> **Listed entries**:
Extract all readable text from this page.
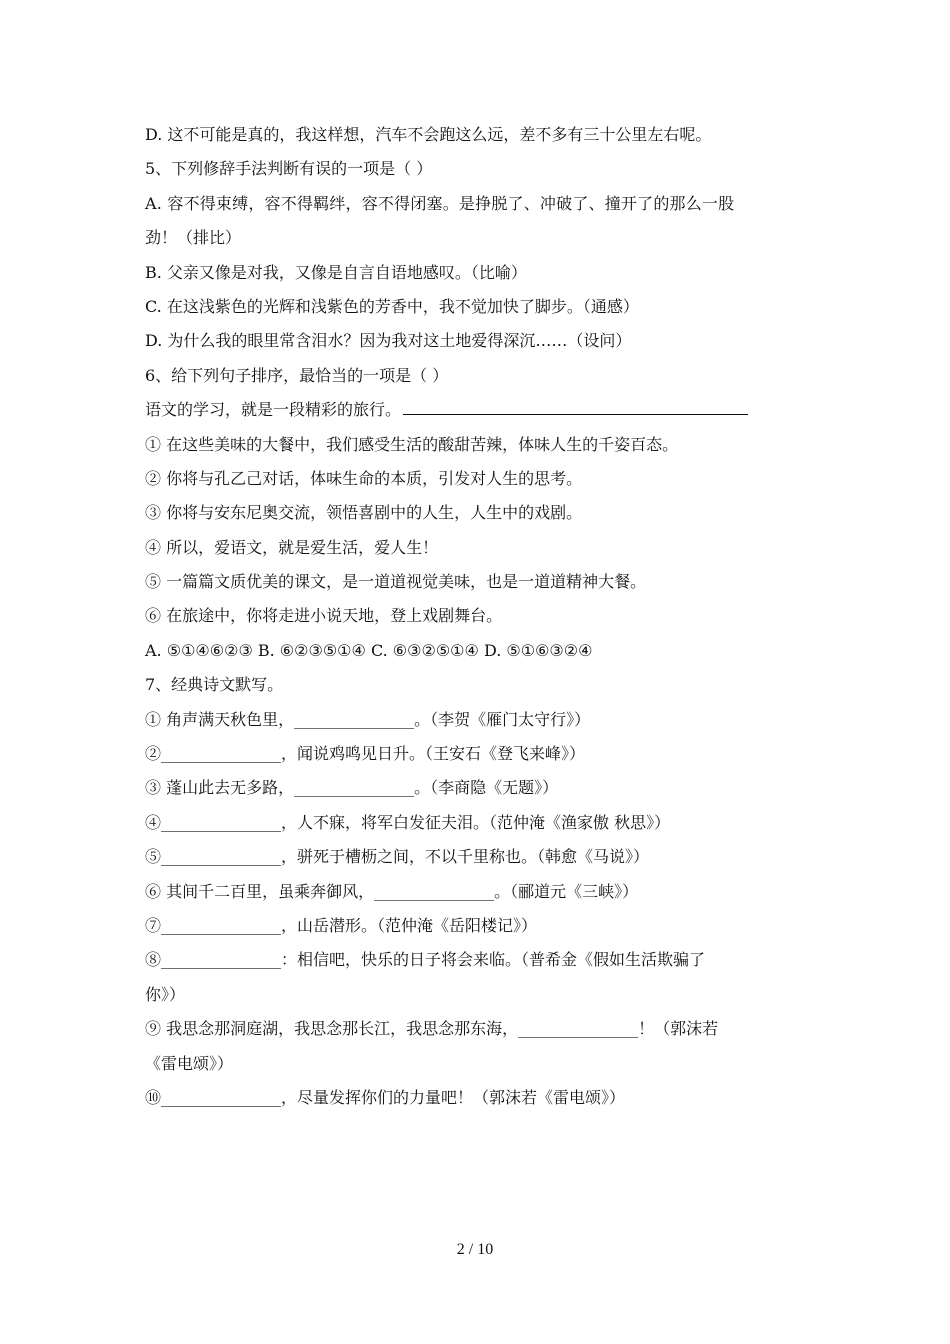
D. 这不可能是真的，我这样想，汽车不会跑这么远，差不多有三十公里左右呢。
5、下列修辞手法判断有误的一项是（ ）
A. 容不得束缚，容不得羁绊，容不得闭塞。是挣脱了、冲破了、撞开了的那么一股
劲！（排比）
B. 父亲又像是对我，又像是自言自语地感叹。（比喻）
C. 在这浅紫色的光辉和浅紫色的芳香中，我不觉加快了脚步。（通感）
D. 为什么我的眼里常含泪水？因为我对这土地爱得深沉……（设问）
6、给下列句子排序，最恰当的一项是（ ）
语文的学习，就是一段精彩的旅行。
① 在这些美味的大餐中，我们感受生活的酸甜苦辣，体味人生的千姿百态。
② 你将与孔乙己对话，体味生命的本质，引发对人生的思考。
③ 你将与安东尼奥交流，领悟喜剧中的人生，人生中的戏剧。
④ 所以，爱语文，就是爱生活，爱人生！
⑤ 一篇篇文质优美的课文，是一道道视觉美味，也是一道道精神大餐。
⑥ 在旅途中，你将走进小说天地，登上戏剧舞台。
A. ⑤①④⑥②③ B. ⑥②③⑤①④ C. ⑥③②⑤①④ D. ⑤①⑥③②④
7、经典诗文默写。
① 角声满天秋色里，_______________。（李贺《雁门太守行》）
②_______________，闻说鸡鸣见日升。（王安石《登飞来峰》）
③ 蓬山此去无多路，_______________。（李商隐《无题》）
④_______________，人不寐，将军白发征夫泪。（范仲淹《渔家傲 秋思》）
⑤_______________，骈死于槽枥之间，不以千里称也。（韩愈《马说》）
⑥ 其间千二百里，虽乘奔御风，_______________。（郦道元《三峡》）
⑦_______________，山岳潜形。（范仲淹《岳阳楼记》）
⑧_______________：相信吧，快乐的日子将会来临。（普希金《假如生活欺骗了
你》）
⑨ 我思念那洞庭湖，我思念那长江，我思念那东海，_______________！（郭沫若
《雷电颂》）
⑩_______________，尽量发挥你们的力量吧！（郭沫若《雷电颂》）
2 / 10
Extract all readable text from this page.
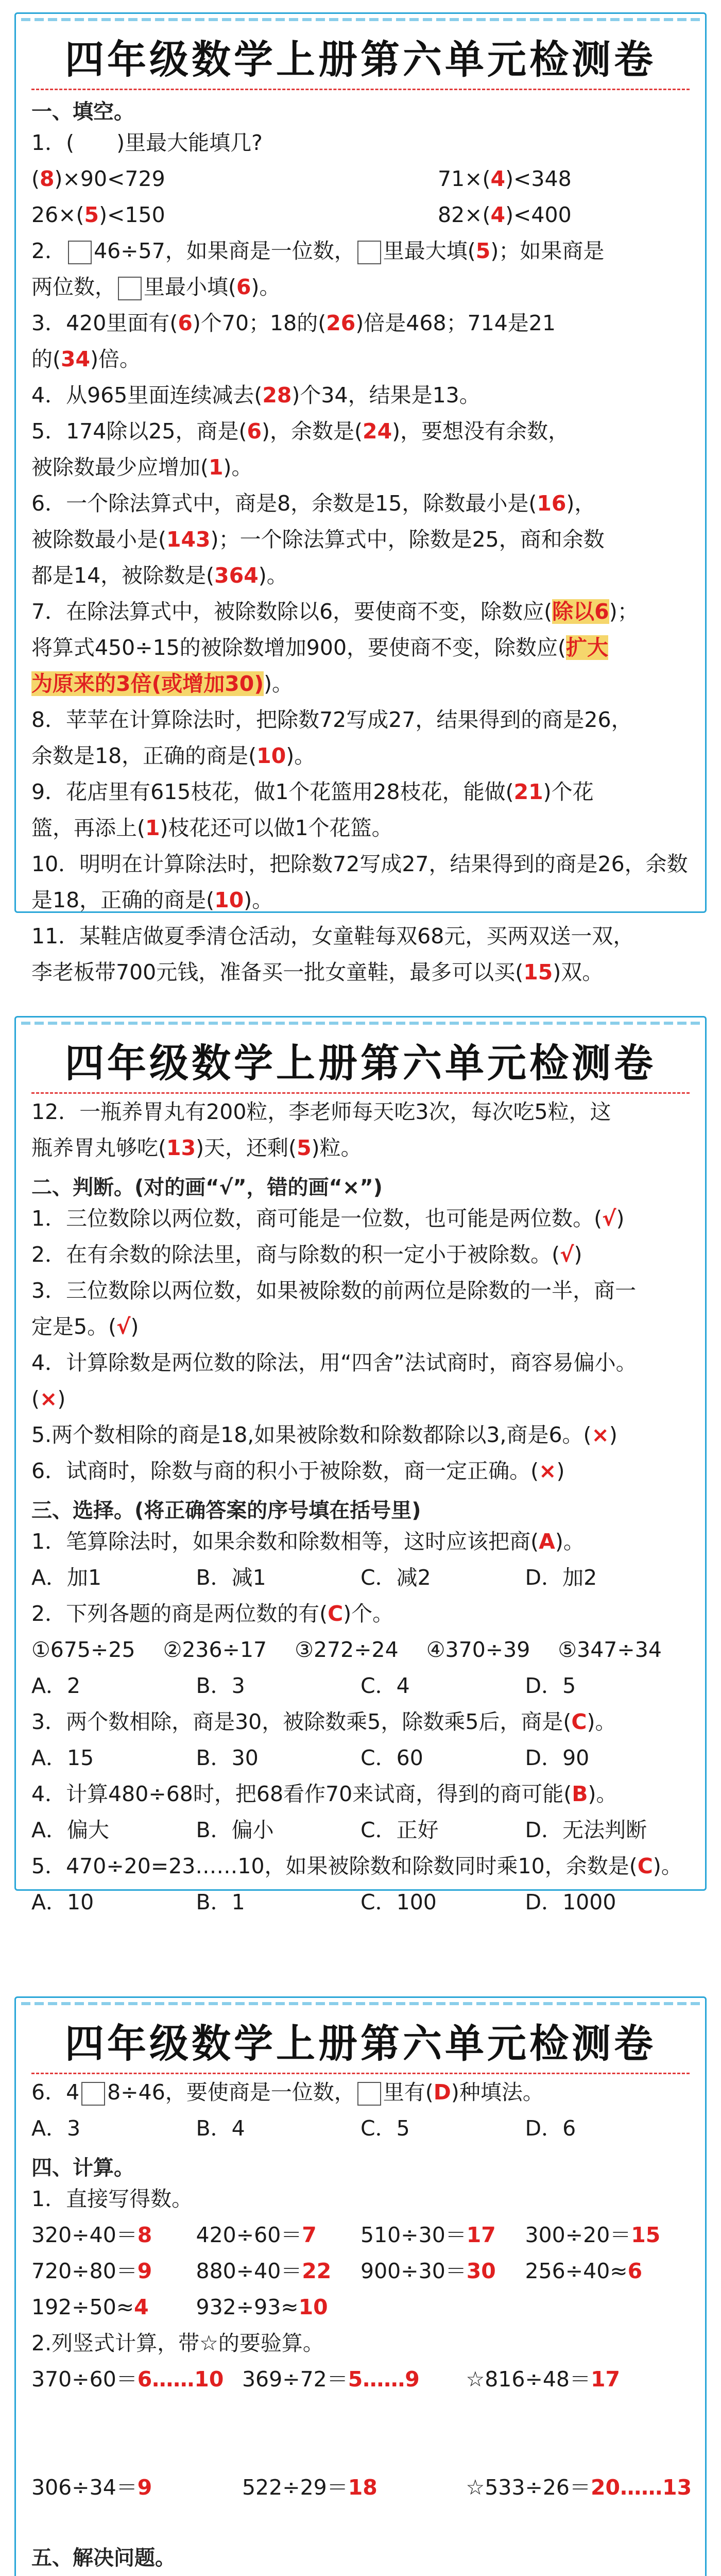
四年级数学上册第六单元检测卷
一、填空。
1．(　　)里最大能填几?
(8)×90<729	71×(4)<348
26×(5)<150	82×(4)<400
2． 46÷57，如果商是一位数， 里最大填(5)；如果商是
两位数， 里最小填(6)。
3．420里面有(6)个70；18的(26)倍是468；714是21
的(34)倍。
4．从965里面连续减去(28)个34，结果是13。
5．174除以25，商是(6)，余数是(24)，要想没有余数，
被除数最少应增加(1)。
6．一个除法算式中，商是8，余数是15，除数最小是(16)，
被除数最小是(143)；一个除法算式中，除数是25，商和余数
都是14，被除数是(364)。
7．在除法算式中，被除数除以6，要使商不变，除数应(除以6)；
将算式450÷15的被除数增加900，要使商不变，除数应(扩大
为原来的3倍(或增加30))。
8．苹苹在计算除法时，把除数72写成27，结果得到的商是26，
余数是18，正确的商是(10)。
9．花店里有615枝花，做1个花篮用28枝花，能做(21)个花
篮，再添上(1)枝花还可以做1个花篮。
10．明明在计算除法时，把除数72写成27，结果得到的商是26，余数
是18，正确的商是(10)。
11．某鞋店做夏季清仓活动，女童鞋每双68元，买两双送一双，
李老板带700元钱，准备买一批女童鞋，最多可以买(15)双。
四年级数学上册第六单元检测卷
12．一瓶养胃丸有200粒，李老师每天吃3次，每次吃5粒，这
瓶养胃丸够吃(13)天，还剩(5)粒。
二、判断。(对的画“√”，错的画“×”)
1．三位数除以两位数，商可能是一位数，也可能是两位数。(√)
2．在有余数的除法里，商与除数的积一定小于被除数。(√)
3．三位数除以两位数，如果被除数的前两位是除数的一半，商一
定是5。(√)
4．计算除数是两位数的除法，用“四舍”法试商时，商容易偏小。
(×)
5.两个数相除的商是18,如果被除数和除数都除以3,商是6。(×)
6．试商时，除数与商的积小于被除数，商一定正确。(×)
三、选择。(将正确答案的序号填在括号里)
1．笔算除法时，如果余数和除数相等，这时应该把商(A)。
A．加1	B．减1	C．减2	D．加2
2．下列各题的商是两位数的有(C)个。
①675÷25	②236÷17	③272÷24	④370÷39	⑤347÷34
A．2	B．3	C．4	D．5
3．两个数相除，商是30，被除数乘5，除数乘5后，商是(C)。
A．15	B．30	C．60	D．90
4．计算480÷68时，把68看作70来试商，得到的商可能(B)。
A．偏大	B．偏小	C．正好	D．无法判断
5．470÷20=23……10，如果被除数和除数同时乘10，余数是(C)。
A．10	B．1	C．100	D．1000
四年级数学上册第六单元检测卷
6．4 8÷46，要使商是一位数， 里有(D)种填法。
A．3	B．4	C．5	D．6
四、计算。
1．直接写得数。
320÷40＝8	420÷60＝7	510÷30＝17	300÷20＝15
720÷80＝9	880÷40＝22	900÷30＝30	256÷40≈6
192÷50≈4	932÷93≈10
2.列竖式计算，带☆的要验算。
370÷60＝6……10 369÷72＝5……9	☆816÷48＝17
306÷34＝9	522÷29＝18	☆533÷26＝20……13
五、解决问题。
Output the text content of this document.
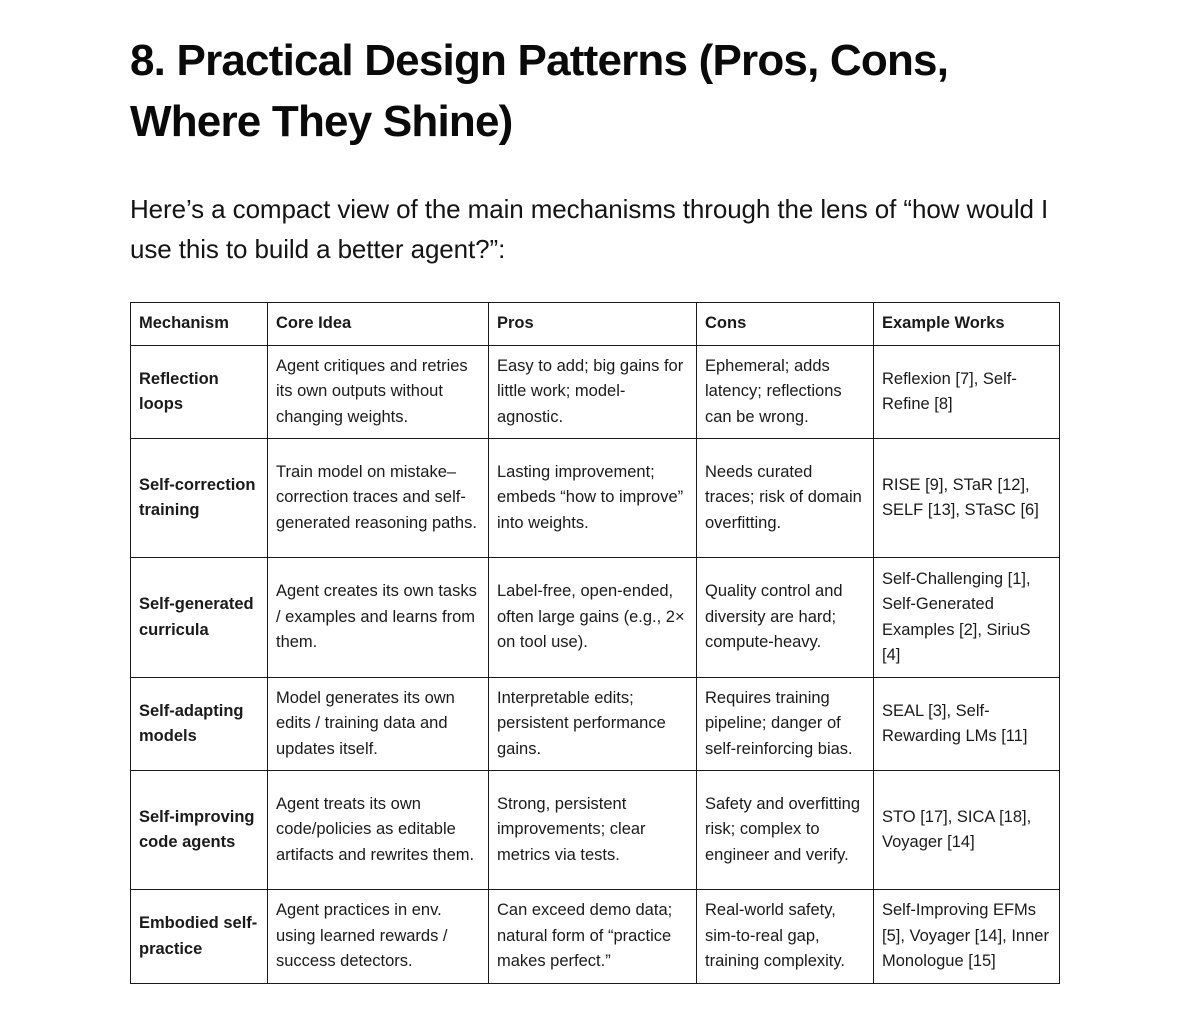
8. Practical Design Patterns (Pros, Cons, Where They Shine)

Here’s a compact view of the main mechanisms through the lens of “how would I use this to build a better agent?”:

Mechanism	Core Idea	Pros	Cons	Example Works
Reflection loops	Agent critiques and retries its own outputs without changing weights.	Easy to add; big gains for little work; model-agnostic.	Ephemeral; adds latency; reflections can be wrong.	Reflexion [7], Self-Refine [8]
Self-correction training	Train model on mistake–correction traces and self-generated reasoning paths.	Lasting improvement; embeds “how to improve” into weights.	Needs curated traces; risk of domain overfitting.	RISE [9], STaR [12], SELF [13], STaSC [6]
Self-generated curricula	Agent creates its own tasks / examples and learns from them.	Label-free, open-ended, often large gains (e.g., 2× on tool use).	Quality control and diversity are hard; compute-heavy.	Self-Challenging [1], Self-Generated Examples [2], SiriuS [4]
Self-adapting models	Model generates its own edits / training data and updates itself.	Interpretable edits; persistent performance gains.	Requires training pipeline; danger of self-reinforcing bias.	SEAL [3], Self-Rewarding LMs [11]
Self-improving code agents	Agent treats its own code/policies as editable artifacts and rewrites them.	Strong, persistent improvements; clear metrics via tests.	Safety and overfitting risk; complex to engineer and verify.	STO [17], SICA [18], Voyager [14]
Embodied self-practice	Agent practices in env. using learned rewards / success detectors.	Can exceed demo data; natural form of “practice makes perfect.”	Real-world safety, sim-to-real gap, training complexity.	Self-Improving EFMs [5], Voyager [14], Inner Monologue [15]
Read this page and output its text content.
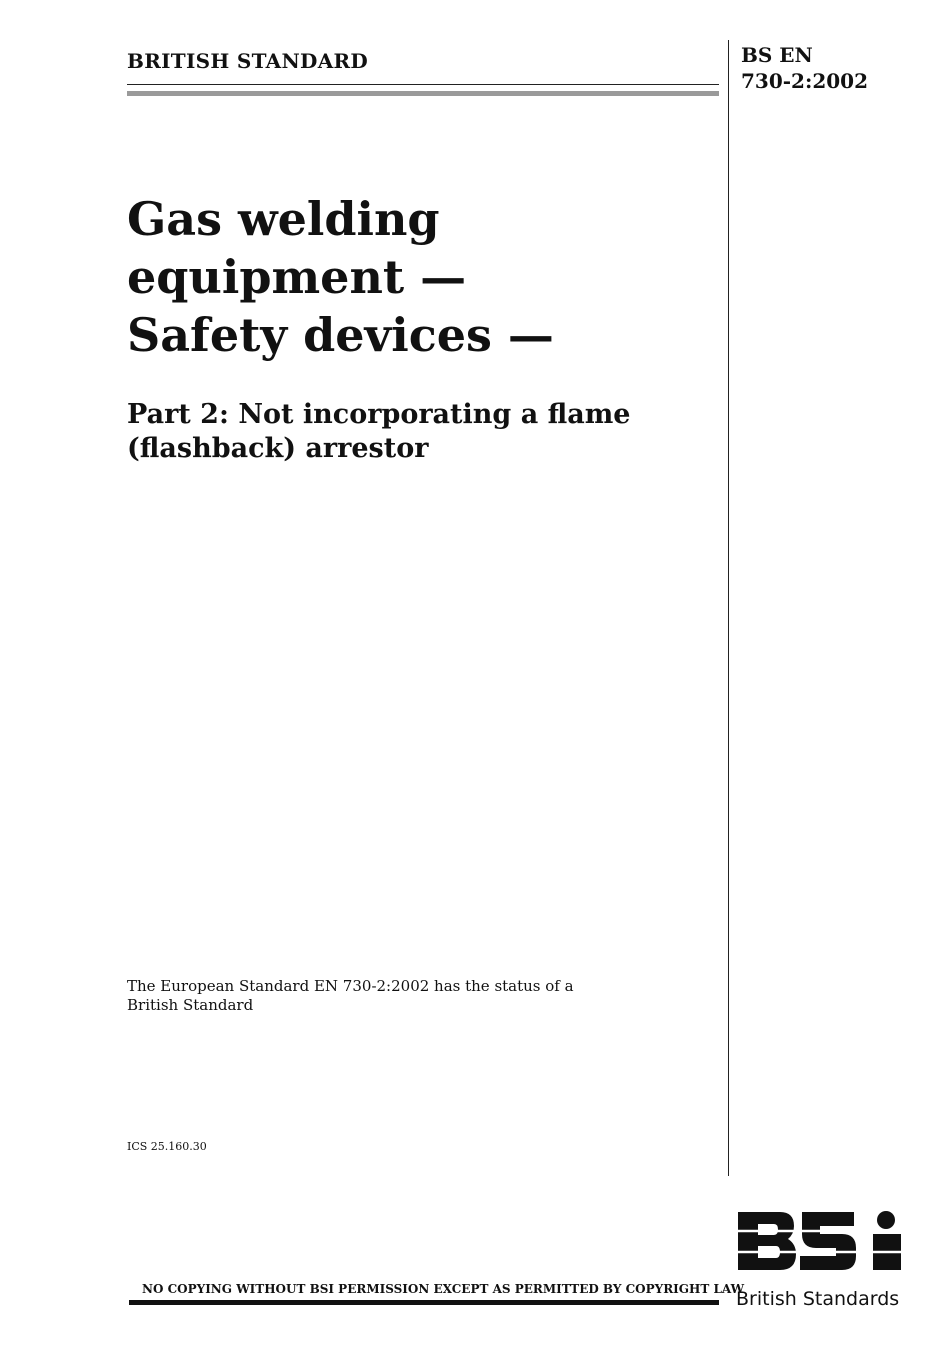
BRITISH STANDARD	BS EN
730-2:2002
Gas welding
equipment —
Safety devices —
Part 2: Not incorporating a flame
(flashback) arrestor
The European Standard EN 730-2:2002 has the status of a
British Standard
ICS 25.160.30
NO COPYING WITHOUT BSI PERMISSION EXCEPT AS PERMITTED BY COPYRIGHT LAW
British Standards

> **The exercise**:
Copy out each line in the listing that has the word "要使商不变".

> **Output**:
7．在除法算式中，被除数除以6，要使商不变，除数应(除以6)；
将算式450÷15的被除数增加900，要使商不变，除数应(扩大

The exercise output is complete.